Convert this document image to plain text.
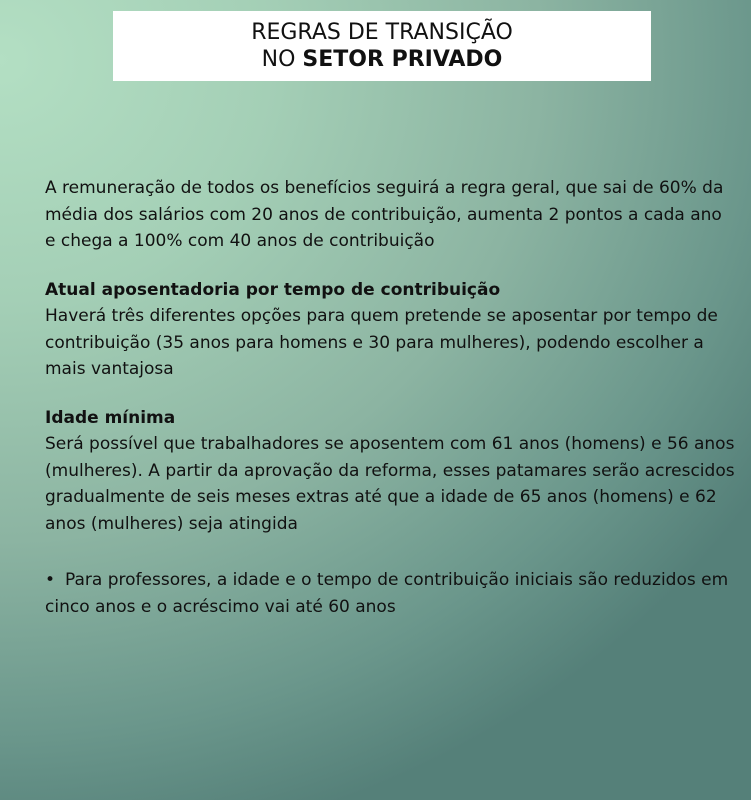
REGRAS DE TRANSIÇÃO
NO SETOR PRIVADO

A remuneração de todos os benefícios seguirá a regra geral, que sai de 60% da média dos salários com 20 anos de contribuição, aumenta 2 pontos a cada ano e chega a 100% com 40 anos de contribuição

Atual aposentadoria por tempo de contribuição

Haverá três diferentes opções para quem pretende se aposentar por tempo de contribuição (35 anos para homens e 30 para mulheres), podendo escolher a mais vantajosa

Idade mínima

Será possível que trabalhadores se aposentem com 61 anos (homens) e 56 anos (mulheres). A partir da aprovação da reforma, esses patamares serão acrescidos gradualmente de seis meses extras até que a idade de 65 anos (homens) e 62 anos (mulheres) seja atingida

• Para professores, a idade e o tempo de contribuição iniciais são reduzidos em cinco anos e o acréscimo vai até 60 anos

+++

# Written request
Copy all the data exactly as written, but skip any picture.

# Full output
Convert this document image to plain text.
REGRAS DE TRANSIÇÃO
NO SETOR PRIVADO

A remuneração de todos os benefícios seguirá a regra geral, que sai de 60% da média dos salários com 20 anos de contribuição, aumenta 2 pontos a cada ano e chega a 100% com 40 anos de contribuição

Atual aposentadoria por tempo de contribuição

Haverá três diferentes opções para quem pretende se aposentar por tempo de contribuição (35 anos para homens e 30 para mulheres), podendo escolher a mais vantajosa

Idade mínima

Será possível que trabalhadores se aposentem com 61 anos (homens) e 56 anos (mulheres). A partir da aprovação da reforma, esses patamares serão acrescidos gradualmente de seis meses extras até que a idade de 65 anos (homens) e 62 anos (mulheres) seja atingida

• Para professores, a idade e o tempo de contribuição iniciais são reduzidos em cinco anos e o acréscimo vai até 60 anos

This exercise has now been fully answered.